* EXCERPTED PASSAGE

The NO3 : org ratio of our ON factor is close to unity (Fig. 5), while for example Farmer et al. (2010) report a nitrogen-to-carbon ratio of 0.04, and oxygen-to-carbon of 0.25 for AMS spectra of organonitrate standards. However, several factors are likely to affect the NO3 : org ratio observable in atmospheric ON factorisations. Firstly, two different pathways for organonitrates exist: (i) the primarily daytime reactions of organic peroxy radicals with NO (Orlando and Tyndall, 2012), and (ii) the NO3-radical-initiated oxidation of unsaturated compounds during night-time (Peräkylä et al., 2014). While the nitrate functionality in all these reactions is identical, the organic part can be vastly different, as peroxy radicals are formed in almost all atmospheric oxidation reactions, irrespective of oxidant (e.g. OH or ozone) or VOC (biogenic or anthropogenic). Therefore, it is not to be expected that a specific organic spectrum should be linked to the organic nitrate functionality. Secondly, as described by Lee et al. (2016) for example, the particle-phase lifetime of organonitrates is of the order of hours with respect to hydrolysis. This reaction will convert the nitrate functionality to nitric acid, while the organic part remains intact, except for the conversion of the -ONO2 group to -OH. This conversion will only have a small impact on the volatility of the organic molecule (e.g. Kroll and Seinfeld, 2008), while the nitric acid may well evaporate in the fairly low-ammonia boreal forest environment. Taken together, the diverse formation pathways as well as the atmospheric processing are likely to cause ON spectra retrieved from ambient air factorisations to look different from, for example, freshly formed organic aerosol from organonitrate standards, such as those used by Farmer et al. (2010). We therefore avoid putting too much emphasis on the organic parts observed in our ON factor.

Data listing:
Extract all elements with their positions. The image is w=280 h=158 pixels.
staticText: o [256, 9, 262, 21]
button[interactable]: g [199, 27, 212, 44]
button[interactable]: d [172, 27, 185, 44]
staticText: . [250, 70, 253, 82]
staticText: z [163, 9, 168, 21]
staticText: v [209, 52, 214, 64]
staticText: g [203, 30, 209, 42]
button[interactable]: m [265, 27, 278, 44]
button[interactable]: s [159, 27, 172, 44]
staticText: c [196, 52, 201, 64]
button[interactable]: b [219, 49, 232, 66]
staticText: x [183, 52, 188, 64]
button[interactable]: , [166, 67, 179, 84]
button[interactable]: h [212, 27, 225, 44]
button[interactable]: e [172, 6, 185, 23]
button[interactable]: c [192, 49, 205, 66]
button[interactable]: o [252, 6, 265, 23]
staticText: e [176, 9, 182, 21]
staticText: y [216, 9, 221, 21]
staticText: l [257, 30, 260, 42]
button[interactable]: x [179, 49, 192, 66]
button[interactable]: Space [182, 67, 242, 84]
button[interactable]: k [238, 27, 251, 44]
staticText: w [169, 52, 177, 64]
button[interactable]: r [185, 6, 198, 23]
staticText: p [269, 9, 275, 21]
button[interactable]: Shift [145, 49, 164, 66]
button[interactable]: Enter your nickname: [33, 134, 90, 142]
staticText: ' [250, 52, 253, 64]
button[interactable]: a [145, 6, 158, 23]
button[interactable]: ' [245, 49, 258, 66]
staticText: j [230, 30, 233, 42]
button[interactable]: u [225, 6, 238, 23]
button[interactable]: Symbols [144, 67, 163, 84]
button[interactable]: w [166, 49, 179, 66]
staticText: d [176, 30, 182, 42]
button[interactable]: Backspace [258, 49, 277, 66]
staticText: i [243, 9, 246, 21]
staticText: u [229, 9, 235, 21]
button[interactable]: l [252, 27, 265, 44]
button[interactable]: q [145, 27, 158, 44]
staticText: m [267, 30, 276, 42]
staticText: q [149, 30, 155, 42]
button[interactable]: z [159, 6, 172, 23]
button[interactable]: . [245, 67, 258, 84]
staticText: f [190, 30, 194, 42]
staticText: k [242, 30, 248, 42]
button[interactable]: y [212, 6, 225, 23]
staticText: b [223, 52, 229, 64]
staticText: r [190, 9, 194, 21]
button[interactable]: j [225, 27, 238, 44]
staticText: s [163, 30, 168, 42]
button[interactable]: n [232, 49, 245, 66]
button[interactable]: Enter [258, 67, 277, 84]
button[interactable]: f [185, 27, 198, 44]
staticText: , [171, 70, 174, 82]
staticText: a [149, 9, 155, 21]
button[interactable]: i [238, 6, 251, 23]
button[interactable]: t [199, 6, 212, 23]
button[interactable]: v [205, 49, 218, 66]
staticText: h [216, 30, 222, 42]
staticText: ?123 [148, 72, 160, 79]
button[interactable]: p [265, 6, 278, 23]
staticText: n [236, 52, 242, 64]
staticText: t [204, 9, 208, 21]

* WHAT TO WORK ON
a: In the passage on organonitrates, what oxygen-to-carbon ratio do Farmer et al. (2010) report for AMS spectra of organonitrate standards?
b: Condense the paragraph of the passage on organonitrates that begins "The NO3 : org ratio of our ON factor" into a short bulleted list that keeps its main facts.
c: Pick up the passage on organonitrates after its final sentence and continue it.
This data was taken from a separate source.

* OUTPUTS FOR THE TASKS
a: They report an oxygen-to-carbon ratio of 0.25.

b:
- The ON factor's NO3 : org ratio is close to unity. Farmer et al. (2010) report a nitrogen-to-carbon ratio of 0.04 and an oxygen-to-carbon ratio of 0.25 for AMS spectra of organonitrate standards.
- Organonitrates form by two pathways: mainly daytime reactions of organic peroxy radicals with NO, and night-time NO3-radical-initiated oxidation of unsaturated compounds.
- The nitrate functionality is the same in all these reactions, but the organic part can differ greatly. For this reason, no specific organic spectrum is expected to be linked to the organic nitrate functionality.
- Organonitrates have a particle-phase lifetime of hours with respect to hydrolysis. Hydrolysis turns the nitrate functionality into nitric acid and converts -ONO2 to -OH, which barely changes the organic molecule's volatility.
- The nitric acid may evaporate in the fairly low-ammonia boreal forest environment.
- Together, these factors make ambient ON spectra likely to differ from freshly formed organic aerosol from organonitrate standards, so the authors avoid putting much emphasis on the organic parts of their ON factor.

c:
3.4 Outlier observations
During the course of our analysis we encountered some anomalous observations likely stemming from surface ionisation effects, i.e. molecules being thermally ionised at the heater surface rather than at the ionisation region by electron impact. A thorough review and discussion of AMS-related surface ionisation effects was recently published by Drewnick et al. (2015). Drewnick et al. (2015) emphasise that the division between refractory and non-refractory aerosol is not binary, and there exist a number of semi-refractory compounds that the AMS can measure, albeit non-quantitatively.
Our observations on extracted “outlier” PMF factors from the different phases of analysis match well with the finding and calculations of Drewnick et al. (2015), as well as other similar AMS observations published. In Fig. 12, we present the outlier clusters from phase I classification solution that were excluded from further analysis due to a low number of occurrences or/and questionable interpretability. The emergence of most of these spectra are likely attributable to over-resolution or questionable separation of the main PMF factors, due to setting the number of PMF factors to 10. Despite their questionable value for the main analysis, we find they contain many potentially interesting mass spectral features and seem not to emerge by chance. Below we will present some hypotheses on their possible interpretation.
3.4.1 Surface ionisation and data correction artefacts
Drewnick et al. (2015) note that the main semi-refractory elements eligible for ionisation in the AMS are Cd (m∕z 112 Th), Cs (132 Th), Hg (200 Th), K (39 Th), Na (23 Th), Rb (85 Th) and Se (79 Th). The proneness of potassium (K) and sodium (Na) for non-quantitative thermal ionisation effects in the AMS is well known (e.g. Allan et al., 2003a), which is also why they are excluded from AMS (quantitative) data analysis. Although the main potassium isotope is omitted, the 41K isotope (with 6.7 % relative abundance; Haynes, 2014) is not, and a correction is applied in fragmentation table instead. The K-derived signals were especially prominent in data set VIII (see Supplement Fig. S7), with contributions of 1 to 2 order of magnitudes higher than the highest well-behaving signals such as m∕z 44 Th or 48 Th. We hypothesise the strong signals at m∕z 41 Th observable in many of the outlier spectra (clusters no. 10, no. 15 and no. 17) may be due to insufficient accuracy of the 41K isotope correction.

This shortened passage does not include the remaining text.